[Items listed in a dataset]
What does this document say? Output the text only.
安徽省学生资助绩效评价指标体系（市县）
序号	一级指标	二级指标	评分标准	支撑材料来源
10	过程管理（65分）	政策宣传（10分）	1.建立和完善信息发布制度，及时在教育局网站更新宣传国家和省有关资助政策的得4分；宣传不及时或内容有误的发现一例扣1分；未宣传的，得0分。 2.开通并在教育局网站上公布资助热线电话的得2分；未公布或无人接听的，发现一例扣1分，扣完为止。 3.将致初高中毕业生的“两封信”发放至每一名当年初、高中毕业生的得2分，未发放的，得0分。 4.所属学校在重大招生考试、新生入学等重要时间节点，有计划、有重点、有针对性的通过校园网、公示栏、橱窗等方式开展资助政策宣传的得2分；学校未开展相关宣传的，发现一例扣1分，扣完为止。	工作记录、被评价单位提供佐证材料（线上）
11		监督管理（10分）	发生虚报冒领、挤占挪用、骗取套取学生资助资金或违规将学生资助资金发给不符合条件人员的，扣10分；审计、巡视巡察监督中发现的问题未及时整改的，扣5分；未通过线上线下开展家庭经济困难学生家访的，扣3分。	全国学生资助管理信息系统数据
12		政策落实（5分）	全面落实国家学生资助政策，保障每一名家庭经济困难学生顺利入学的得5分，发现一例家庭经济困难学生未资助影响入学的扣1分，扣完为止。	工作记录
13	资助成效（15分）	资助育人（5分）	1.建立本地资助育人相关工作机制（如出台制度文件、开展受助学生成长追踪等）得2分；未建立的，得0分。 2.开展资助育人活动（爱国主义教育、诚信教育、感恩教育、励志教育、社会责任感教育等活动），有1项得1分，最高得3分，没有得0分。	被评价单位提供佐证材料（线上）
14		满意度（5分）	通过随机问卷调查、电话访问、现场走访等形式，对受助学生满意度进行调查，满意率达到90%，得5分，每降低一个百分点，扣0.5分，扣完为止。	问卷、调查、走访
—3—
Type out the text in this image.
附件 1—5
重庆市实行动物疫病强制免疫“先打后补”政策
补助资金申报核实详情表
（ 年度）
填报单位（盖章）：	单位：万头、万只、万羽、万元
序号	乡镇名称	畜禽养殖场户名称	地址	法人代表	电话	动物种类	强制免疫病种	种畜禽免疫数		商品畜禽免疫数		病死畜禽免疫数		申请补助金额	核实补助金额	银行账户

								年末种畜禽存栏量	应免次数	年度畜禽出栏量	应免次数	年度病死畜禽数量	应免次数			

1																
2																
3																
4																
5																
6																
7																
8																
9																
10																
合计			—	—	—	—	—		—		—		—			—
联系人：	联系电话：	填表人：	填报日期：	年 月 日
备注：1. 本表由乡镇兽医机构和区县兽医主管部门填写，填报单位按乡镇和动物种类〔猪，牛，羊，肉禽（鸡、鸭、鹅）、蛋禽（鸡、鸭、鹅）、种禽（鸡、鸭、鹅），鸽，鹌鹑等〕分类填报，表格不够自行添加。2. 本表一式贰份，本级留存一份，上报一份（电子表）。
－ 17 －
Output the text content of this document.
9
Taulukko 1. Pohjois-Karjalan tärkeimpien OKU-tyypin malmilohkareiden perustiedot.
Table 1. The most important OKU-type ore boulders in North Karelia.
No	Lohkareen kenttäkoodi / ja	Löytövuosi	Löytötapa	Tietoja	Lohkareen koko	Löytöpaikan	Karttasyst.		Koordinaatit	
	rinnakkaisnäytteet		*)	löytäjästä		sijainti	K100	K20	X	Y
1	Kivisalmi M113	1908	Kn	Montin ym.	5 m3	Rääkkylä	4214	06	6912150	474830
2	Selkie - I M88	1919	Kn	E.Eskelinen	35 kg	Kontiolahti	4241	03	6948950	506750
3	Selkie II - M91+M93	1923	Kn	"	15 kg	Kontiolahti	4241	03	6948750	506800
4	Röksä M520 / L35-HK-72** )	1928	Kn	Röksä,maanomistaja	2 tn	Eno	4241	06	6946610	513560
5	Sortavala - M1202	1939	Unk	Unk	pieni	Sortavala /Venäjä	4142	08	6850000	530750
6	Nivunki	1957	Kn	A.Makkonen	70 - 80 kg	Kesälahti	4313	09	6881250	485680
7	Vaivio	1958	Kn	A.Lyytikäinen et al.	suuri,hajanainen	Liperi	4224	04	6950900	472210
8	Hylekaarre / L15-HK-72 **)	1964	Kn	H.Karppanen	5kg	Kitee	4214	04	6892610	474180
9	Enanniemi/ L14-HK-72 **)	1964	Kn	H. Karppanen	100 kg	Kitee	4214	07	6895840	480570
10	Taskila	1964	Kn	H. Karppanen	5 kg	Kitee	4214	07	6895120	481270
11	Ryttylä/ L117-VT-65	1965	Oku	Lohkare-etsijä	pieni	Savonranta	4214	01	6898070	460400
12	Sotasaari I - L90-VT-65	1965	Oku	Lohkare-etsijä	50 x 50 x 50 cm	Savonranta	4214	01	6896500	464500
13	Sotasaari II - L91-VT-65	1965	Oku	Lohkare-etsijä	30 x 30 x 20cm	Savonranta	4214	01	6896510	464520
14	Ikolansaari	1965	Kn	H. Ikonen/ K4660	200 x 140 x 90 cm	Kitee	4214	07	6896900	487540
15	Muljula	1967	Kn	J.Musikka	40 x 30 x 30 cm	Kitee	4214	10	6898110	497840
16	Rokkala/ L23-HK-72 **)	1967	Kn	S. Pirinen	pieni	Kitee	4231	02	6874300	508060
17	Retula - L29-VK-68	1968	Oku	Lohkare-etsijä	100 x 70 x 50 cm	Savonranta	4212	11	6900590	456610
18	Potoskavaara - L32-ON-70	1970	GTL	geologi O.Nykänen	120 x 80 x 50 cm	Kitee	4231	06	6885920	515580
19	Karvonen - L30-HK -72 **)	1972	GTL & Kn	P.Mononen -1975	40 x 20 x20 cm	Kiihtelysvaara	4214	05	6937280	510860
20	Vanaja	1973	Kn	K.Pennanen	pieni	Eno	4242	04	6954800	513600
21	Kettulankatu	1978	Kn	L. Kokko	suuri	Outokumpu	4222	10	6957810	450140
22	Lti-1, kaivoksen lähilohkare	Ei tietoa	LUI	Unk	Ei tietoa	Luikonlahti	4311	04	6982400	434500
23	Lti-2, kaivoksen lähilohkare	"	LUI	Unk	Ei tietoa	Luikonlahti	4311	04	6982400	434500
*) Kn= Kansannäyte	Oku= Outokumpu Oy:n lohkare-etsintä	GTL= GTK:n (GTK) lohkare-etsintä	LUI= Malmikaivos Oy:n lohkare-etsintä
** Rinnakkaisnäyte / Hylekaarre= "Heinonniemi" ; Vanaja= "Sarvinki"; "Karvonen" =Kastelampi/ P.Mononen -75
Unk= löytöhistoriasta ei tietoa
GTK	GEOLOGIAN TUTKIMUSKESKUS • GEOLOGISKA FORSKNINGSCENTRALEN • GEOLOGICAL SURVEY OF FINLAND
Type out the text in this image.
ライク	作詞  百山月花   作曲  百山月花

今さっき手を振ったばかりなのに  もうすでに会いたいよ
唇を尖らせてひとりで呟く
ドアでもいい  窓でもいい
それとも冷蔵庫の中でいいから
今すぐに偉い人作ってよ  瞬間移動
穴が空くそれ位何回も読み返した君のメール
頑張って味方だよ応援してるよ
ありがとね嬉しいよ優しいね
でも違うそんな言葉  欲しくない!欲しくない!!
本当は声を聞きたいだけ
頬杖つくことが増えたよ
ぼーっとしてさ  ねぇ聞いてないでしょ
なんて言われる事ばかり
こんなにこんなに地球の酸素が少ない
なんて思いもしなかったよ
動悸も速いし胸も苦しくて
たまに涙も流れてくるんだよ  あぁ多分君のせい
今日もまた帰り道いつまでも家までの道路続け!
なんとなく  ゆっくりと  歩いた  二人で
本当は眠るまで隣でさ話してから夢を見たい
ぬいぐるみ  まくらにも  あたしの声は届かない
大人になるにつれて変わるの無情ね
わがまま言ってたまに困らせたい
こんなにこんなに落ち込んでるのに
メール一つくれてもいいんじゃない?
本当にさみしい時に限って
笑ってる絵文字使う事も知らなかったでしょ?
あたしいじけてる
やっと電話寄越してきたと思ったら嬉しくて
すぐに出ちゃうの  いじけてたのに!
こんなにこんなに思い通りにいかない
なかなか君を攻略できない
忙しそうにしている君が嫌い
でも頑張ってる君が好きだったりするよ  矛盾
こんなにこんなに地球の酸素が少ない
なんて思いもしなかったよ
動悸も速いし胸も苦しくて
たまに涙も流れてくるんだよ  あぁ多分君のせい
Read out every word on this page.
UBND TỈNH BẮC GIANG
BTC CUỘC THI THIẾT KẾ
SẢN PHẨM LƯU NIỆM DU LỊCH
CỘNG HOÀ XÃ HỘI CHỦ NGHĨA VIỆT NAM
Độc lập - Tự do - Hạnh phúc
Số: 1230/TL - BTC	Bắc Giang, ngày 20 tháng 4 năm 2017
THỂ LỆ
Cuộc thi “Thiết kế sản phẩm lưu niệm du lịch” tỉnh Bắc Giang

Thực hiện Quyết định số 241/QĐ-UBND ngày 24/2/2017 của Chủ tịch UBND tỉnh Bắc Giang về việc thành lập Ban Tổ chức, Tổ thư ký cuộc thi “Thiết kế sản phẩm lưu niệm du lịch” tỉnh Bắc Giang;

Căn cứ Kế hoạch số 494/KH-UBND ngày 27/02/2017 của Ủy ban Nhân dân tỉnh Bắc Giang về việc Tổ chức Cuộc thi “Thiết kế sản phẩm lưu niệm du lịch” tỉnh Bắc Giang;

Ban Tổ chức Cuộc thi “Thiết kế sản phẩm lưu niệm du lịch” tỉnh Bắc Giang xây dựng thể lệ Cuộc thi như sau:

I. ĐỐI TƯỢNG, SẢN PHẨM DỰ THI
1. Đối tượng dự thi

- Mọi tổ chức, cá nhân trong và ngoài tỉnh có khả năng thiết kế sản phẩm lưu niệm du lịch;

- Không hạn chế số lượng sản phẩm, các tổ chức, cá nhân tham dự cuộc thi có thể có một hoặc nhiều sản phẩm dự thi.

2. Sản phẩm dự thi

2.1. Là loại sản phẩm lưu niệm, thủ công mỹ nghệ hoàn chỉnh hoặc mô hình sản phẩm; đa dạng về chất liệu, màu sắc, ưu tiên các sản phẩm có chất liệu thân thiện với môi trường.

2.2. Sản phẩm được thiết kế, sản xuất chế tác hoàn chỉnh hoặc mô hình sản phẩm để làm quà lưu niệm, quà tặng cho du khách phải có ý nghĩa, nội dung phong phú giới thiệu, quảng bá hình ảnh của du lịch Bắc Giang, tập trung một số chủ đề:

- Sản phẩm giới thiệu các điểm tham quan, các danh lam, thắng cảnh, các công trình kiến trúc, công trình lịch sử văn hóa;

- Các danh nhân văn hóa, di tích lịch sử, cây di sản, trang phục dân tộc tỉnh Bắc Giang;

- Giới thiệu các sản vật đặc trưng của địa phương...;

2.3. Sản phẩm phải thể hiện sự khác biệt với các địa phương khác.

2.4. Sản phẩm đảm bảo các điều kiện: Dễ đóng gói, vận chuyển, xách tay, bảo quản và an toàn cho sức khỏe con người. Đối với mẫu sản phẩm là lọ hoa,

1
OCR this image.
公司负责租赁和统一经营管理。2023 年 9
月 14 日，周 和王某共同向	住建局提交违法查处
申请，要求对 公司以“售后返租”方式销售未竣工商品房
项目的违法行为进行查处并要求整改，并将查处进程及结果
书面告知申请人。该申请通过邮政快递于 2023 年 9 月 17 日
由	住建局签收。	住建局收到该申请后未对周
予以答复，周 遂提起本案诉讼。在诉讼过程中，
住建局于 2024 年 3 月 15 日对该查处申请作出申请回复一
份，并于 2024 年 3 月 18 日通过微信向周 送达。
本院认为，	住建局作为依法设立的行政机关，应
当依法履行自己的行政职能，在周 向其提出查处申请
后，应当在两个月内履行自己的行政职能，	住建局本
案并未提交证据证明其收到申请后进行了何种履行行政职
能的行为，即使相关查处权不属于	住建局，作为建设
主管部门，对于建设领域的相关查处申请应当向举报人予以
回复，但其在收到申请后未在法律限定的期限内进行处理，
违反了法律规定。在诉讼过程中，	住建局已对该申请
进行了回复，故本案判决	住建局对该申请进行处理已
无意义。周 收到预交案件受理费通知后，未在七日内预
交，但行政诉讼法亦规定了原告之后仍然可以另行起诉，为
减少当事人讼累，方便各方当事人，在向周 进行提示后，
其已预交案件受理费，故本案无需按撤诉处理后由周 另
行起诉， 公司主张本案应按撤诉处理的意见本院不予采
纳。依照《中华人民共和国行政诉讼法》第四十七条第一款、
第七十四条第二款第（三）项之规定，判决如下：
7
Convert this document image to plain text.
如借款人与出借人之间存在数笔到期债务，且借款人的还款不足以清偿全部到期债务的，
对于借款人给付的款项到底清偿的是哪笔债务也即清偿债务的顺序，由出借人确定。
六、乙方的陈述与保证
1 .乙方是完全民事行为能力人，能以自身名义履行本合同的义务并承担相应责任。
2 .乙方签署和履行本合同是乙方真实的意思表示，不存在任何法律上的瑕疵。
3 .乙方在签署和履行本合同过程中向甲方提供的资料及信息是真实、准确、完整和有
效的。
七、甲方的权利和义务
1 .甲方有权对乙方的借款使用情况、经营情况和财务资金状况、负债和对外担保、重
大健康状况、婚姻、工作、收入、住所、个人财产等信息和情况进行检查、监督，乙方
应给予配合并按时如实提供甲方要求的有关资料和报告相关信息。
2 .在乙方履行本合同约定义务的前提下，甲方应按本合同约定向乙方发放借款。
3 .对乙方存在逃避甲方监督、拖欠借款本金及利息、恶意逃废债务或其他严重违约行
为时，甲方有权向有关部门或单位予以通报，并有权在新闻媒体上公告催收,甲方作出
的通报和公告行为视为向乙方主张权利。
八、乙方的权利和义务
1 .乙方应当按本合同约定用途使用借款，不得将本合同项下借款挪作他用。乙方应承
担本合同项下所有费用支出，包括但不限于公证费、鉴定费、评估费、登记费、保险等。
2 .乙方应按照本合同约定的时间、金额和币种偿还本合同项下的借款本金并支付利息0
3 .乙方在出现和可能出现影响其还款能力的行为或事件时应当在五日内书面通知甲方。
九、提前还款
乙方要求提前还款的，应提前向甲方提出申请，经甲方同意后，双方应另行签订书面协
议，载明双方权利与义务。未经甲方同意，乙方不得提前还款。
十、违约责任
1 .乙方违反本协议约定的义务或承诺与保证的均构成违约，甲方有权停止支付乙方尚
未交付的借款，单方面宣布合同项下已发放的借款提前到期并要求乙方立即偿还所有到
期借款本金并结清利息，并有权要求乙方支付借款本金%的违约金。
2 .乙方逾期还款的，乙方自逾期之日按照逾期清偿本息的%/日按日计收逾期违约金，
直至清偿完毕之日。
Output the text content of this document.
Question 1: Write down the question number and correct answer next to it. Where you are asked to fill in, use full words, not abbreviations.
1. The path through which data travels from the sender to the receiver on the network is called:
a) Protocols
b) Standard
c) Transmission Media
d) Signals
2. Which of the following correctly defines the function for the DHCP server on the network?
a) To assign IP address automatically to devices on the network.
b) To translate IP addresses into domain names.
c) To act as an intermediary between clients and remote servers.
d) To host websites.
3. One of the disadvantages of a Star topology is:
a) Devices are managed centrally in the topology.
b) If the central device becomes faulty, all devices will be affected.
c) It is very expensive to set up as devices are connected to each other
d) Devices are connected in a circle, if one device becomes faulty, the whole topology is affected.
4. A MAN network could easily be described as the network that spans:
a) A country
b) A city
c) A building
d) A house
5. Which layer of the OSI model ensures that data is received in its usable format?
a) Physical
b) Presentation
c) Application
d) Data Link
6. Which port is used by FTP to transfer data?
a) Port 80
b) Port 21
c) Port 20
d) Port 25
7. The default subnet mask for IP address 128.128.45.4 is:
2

**Exercise aim:** Go through the material above and copy each line that has the word "扣完为止".

**Final answer:**
10	过程管理（65分）	政策宣传（10分）	1.建立和完善信息发布制度，及时在教育局网站更新宣传国家和省有关资助政策的得4分；宣传不及时或内容有误的发现一例扣1分；未宣传的，得0分。 2.开通并在教育局网站上公布资助热线电话的得2分；未公布或无人接听的，发现一例扣1分，扣完为止。 3.将致初高中毕业生的“两封信”发放至每一名当年初、高中毕业生的得2分，未发放的，得0分。 4.所属学校在重大招生考试、新生入学等重要时间节点，有计划、有重点、有针对性的通过校园网、公示栏、橱窗等方式开展资助政策宣传的得2分；学校未开展相关宣传的，发现一例扣1分，扣完为止。	工作记录、被评价单位提供佐证材料（线上）
12		政策落实（5分）	全面落实国家学生资助政策，保障每一名家庭经济困难学生顺利入学的得5分，发现一例家庭经济困难学生未资助影响入学的扣1分，扣完为止。	工作记录
14		满意度（5分）	通过随机问卷调查、电话访问、现场走访等形式，对受助学生满意度进行调查，满意率达到90%，得5分，每降低一个百分点，扣0.5分，扣完为止。	问卷、调查、走访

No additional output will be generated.